> _Exercise prompt_: Output an exact reproduction of the data.

§ §

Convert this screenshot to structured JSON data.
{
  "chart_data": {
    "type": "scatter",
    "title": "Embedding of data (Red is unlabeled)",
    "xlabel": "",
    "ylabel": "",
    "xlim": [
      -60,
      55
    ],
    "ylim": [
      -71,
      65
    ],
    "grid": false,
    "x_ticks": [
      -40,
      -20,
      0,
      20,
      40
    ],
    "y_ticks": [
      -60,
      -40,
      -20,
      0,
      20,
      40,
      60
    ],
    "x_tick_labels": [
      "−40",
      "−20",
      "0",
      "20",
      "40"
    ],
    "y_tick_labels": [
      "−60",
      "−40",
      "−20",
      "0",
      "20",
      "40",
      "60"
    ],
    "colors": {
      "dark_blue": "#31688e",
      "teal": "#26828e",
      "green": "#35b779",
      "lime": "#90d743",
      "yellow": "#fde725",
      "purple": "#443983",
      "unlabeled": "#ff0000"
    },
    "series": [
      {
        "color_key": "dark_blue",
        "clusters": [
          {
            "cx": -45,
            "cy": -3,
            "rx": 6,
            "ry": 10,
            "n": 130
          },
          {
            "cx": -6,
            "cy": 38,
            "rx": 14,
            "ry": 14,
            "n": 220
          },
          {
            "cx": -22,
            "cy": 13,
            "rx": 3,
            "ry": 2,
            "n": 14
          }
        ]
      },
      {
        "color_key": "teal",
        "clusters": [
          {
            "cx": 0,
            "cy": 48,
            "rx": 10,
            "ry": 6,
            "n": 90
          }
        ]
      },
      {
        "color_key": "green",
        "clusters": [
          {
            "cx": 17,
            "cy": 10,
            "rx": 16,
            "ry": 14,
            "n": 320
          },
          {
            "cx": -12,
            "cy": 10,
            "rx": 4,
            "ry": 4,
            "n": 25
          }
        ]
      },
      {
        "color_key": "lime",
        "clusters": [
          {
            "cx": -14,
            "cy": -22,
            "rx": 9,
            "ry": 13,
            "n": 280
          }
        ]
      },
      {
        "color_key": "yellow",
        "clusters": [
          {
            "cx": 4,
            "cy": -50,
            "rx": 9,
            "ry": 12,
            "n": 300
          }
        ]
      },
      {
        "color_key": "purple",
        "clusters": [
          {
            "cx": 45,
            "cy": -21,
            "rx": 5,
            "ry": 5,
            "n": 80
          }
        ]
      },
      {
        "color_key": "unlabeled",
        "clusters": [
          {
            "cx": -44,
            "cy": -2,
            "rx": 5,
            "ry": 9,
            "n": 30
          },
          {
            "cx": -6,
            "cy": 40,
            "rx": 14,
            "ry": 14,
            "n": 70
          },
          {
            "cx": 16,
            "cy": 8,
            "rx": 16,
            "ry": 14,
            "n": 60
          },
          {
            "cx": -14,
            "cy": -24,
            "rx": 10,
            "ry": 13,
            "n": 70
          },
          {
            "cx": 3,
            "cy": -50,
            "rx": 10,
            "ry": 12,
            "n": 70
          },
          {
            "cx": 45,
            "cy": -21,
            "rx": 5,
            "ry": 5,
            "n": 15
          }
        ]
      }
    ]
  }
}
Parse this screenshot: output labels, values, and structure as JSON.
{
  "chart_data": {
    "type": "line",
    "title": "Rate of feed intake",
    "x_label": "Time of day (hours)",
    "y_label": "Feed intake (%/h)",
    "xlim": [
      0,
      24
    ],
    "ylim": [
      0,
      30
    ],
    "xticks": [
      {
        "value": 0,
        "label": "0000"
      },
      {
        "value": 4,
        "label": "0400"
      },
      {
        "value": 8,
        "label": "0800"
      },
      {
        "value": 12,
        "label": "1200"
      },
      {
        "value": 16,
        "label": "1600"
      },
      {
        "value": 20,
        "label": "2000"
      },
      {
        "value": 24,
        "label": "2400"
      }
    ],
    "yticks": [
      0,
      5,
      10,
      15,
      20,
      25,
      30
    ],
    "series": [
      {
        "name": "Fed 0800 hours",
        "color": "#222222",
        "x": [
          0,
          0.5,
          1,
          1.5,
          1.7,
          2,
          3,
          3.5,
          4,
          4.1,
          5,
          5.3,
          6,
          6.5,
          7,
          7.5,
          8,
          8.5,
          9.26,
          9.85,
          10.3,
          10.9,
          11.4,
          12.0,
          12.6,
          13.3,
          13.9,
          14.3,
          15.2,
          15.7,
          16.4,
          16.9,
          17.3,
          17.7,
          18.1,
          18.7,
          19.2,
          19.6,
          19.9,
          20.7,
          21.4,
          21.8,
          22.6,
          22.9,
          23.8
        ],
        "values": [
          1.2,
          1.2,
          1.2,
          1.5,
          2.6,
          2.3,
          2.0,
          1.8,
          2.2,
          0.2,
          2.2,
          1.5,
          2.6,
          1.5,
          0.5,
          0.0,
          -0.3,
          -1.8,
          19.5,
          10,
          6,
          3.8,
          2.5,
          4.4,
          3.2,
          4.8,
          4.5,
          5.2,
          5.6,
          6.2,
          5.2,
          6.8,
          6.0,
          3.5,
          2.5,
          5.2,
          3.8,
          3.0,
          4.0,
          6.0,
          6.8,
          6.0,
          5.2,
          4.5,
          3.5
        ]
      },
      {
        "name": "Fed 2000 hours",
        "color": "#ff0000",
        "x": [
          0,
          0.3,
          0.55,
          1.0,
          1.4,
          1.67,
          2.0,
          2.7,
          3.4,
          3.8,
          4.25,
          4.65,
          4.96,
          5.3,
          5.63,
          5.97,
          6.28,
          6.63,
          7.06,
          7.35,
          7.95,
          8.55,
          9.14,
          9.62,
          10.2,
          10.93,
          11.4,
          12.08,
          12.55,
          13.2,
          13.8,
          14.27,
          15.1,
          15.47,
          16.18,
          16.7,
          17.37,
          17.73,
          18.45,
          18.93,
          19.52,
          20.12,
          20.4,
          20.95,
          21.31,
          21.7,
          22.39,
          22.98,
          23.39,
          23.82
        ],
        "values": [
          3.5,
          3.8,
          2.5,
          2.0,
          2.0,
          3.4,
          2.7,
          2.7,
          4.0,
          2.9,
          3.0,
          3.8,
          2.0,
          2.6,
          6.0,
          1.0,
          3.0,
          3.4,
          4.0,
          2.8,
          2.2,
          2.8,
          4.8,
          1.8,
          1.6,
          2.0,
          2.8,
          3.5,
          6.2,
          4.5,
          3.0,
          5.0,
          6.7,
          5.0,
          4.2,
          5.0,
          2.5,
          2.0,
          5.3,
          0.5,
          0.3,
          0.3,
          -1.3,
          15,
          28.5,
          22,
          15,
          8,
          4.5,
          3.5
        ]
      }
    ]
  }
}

§ §

> _Task output_:
Convert this screenshot to structured JSON data.
{
  "chart_data": {
    "type": "scatter",
    "title": "Embedding of data (Red is unlabeled)",
    "xlabel": "",
    "ylabel": "",
    "xlim": [
      -60,
      55
    ],
    "ylim": [
      -71,
      65
    ],
    "grid": false,
    "x_ticks": [
      -40,
      -20,
      0,
      20,
      40
    ],
    "y_ticks": [
      -60,
      -40,
      -20,
      0,
      20,
      40,
      60
    ],
    "x_tick_labels": [
      "−40",
      "−20",
      "0",
      "20",
      "40"
    ],
    "y_tick_labels": [
      "−60",
      "−40",
      "−20",
      "0",
      "20",
      "40",
      "60"
    ],
    "colors": {
      "dark_blue": "#31688e",
      "teal": "#26828e",
      "green": "#35b779",
      "lime": "#90d743",
      "yellow": "#fde725",
      "purple": "#443983",
      "unlabeled": "#ff0000"
    },
    "series": [
      {
        "color_key": "dark_blue",
        "clusters": [
          {
            "cx": -45,
            "cy": -3,
            "rx": 6,
            "ry": 10,
            "n": 130
          },
          {
            "cx": -6,
            "cy": 38,
            "rx": 14,
            "ry": 14,
            "n": 220
          },
          {
            "cx": -22,
            "cy": 13,
            "rx": 3,
            "ry": 2,
            "n": 14
          }
        ]
      },
      {
        "color_key": "teal",
        "clusters": [
          {
            "cx": 0,
            "cy": 48,
            "rx": 10,
            "ry": 6,
            "n": 90
          }
        ]
      },
      {
        "color_key": "green",
        "clusters": [
          {
            "cx": 17,
            "cy": 10,
            "rx": 16,
            "ry": 14,
            "n": 320
          },
          {
            "cx": -12,
            "cy": 10,
            "rx": 4,
            "ry": 4,
            "n": 25
          }
        ]
      },
      {
        "color_key": "lime",
        "clusters": [
          {
            "cx": -14,
            "cy": -22,
            "rx": 9,
            "ry": 13,
            "n": 280
          }
        ]
      },
      {
        "color_key": "yellow",
        "clusters": [
          {
            "cx": 4,
            "cy": -50,
            "rx": 9,
            "ry": 12,
            "n": 300
          }
        ]
      },
      {
        "color_key": "purple",
        "clusters": [
          {
            "cx": 45,
            "cy": -21,
            "rx": 5,
            "ry": 5,
            "n": 80
          }
        ]
      },
      {
        "color_key": "unlabeled",
        "clusters": [
          {
            "cx": -44,
            "cy": -2,
            "rx": 5,
            "ry": 9,
            "n": 30
          },
          {
            "cx": -6,
            "cy": 40,
            "rx": 14,
            "ry": 14,
            "n": 70
          },
          {
            "cx": 16,
            "cy": 8,
            "rx": 16,
            "ry": 14,
            "n": 60
          },
          {
            "cx": -14,
            "cy": -24,
            "rx": 10,
            "ry": 13,
            "n": 70
          },
          {
            "cx": 3,
            "cy": -50,
            "rx": 10,
            "ry": 12,
            "n": 70
          },
          {
            "cx": 45,
            "cy": -21,
            "rx": 5,
            "ry": 5,
            "n": 15
          }
        ]
      }
    ]
  }
}
Parse this screenshot: output labels, values, and structure as JSON.
{
  "chart_data": {
    "type": "line",
    "title": "Rate of feed intake",
    "x_label": "Time of day (hours)",
    "y_label": "Feed intake (%/h)",
    "xlim": [
      0,
      24
    ],
    "ylim": [
      0,
      30
    ],
    "xticks": [
      {
        "value": 0,
        "label": "0000"
      },
      {
        "value": 4,
        "label": "0400"
      },
      {
        "value": 8,
        "label": "0800"
      },
      {
        "value": 12,
        "label": "1200"
      },
      {
        "value": 16,
        "label": "1600"
      },
      {
        "value": 20,
        "label": "2000"
      },
      {
        "value": 24,
        "label": "2400"
      }
    ],
    "yticks": [
      0,
      5,
      10,
      15,
      20,
      25,
      30
    ],
    "series": [
      {
        "name": "Fed 0800 hours",
        "color": "#222222",
        "x": [
          0,
          0.5,
          1,
          1.5,
          1.7,
          2,
          3,
          3.5,
          4,
          4.1,
          5,
          5.3,
          6,
          6.5,
          7,
          7.5,
          8,
          8.5,
          9.26,
          9.85,
          10.3,
          10.9,
          11.4,
          12.0,
          12.6,
          13.3,
          13.9,
          14.3,
          15.2,
          15.7,
          16.4,
          16.9,
          17.3,
          17.7,
          18.1,
          18.7,
          19.2,
          19.6,
          19.9,
          20.7,
          21.4,
          21.8,
          22.6,
          22.9,
          23.8
        ],
        "values": [
          1.2,
          1.2,
          1.2,
          1.5,
          2.6,
          2.3,
          2.0,
          1.8,
          2.2,
          0.2,
          2.2,
          1.5,
          2.6,
          1.5,
          0.5,
          0.0,
          -0.3,
          -1.8,
          19.5,
          10,
          6,
          3.8,
          2.5,
          4.4,
          3.2,
          4.8,
          4.5,
          5.2,
          5.6,
          6.2,
          5.2,
          6.8,
          6.0,
          3.5,
          2.5,
          5.2,
          3.8,
          3.0,
          4.0,
          6.0,
          6.8,
          6.0,
          5.2,
          4.5,
          3.5
        ]
      },
      {
        "name": "Fed 2000 hours",
        "color": "#ff0000",
        "x": [
          0,
          0.3,
          0.55,
          1.0,
          1.4,
          1.67,
          2.0,
          2.7,
          3.4,
          3.8,
          4.25,
          4.65,
          4.96,
          5.3,
          5.63,
          5.97,
          6.28,
          6.63,
          7.06,
          7.35,
          7.95,
          8.55,
          9.14,
          9.62,
          10.2,
          10.93,
          11.4,
          12.08,
          12.55,
          13.2,
          13.8,
          14.27,
          15.1,
          15.47,
          16.18,
          16.7,
          17.37,
          17.73,
          18.45,
          18.93,
          19.52,
          20.12,
          20.4,
          20.95,
          21.31,
          21.7,
          22.39,
          22.98,
          23.39,
          23.82
        ],
        "values": [
          3.5,
          3.8,
          2.5,
          2.0,
          2.0,
          3.4,
          2.7,
          2.7,
          4.0,
          2.9,
          3.0,
          3.8,
          2.0,
          2.6,
          6.0,
          1.0,
          3.0,
          3.4,
          4.0,
          2.8,
          2.2,
          2.8,
          4.8,
          1.8,
          1.6,
          2.0,
          2.8,
          3.5,
          6.2,
          4.5,
          3.0,
          5.0,
          6.7,
          5.0,
          4.2,
          5.0,
          2.5,
          2.0,
          5.3,
          0.5,
          0.3,
          0.3,
          -1.3,
          15,
          28.5,
          22,
          15,
          8,
          4.5,
          3.5
        ]
      }
    ]
  }
}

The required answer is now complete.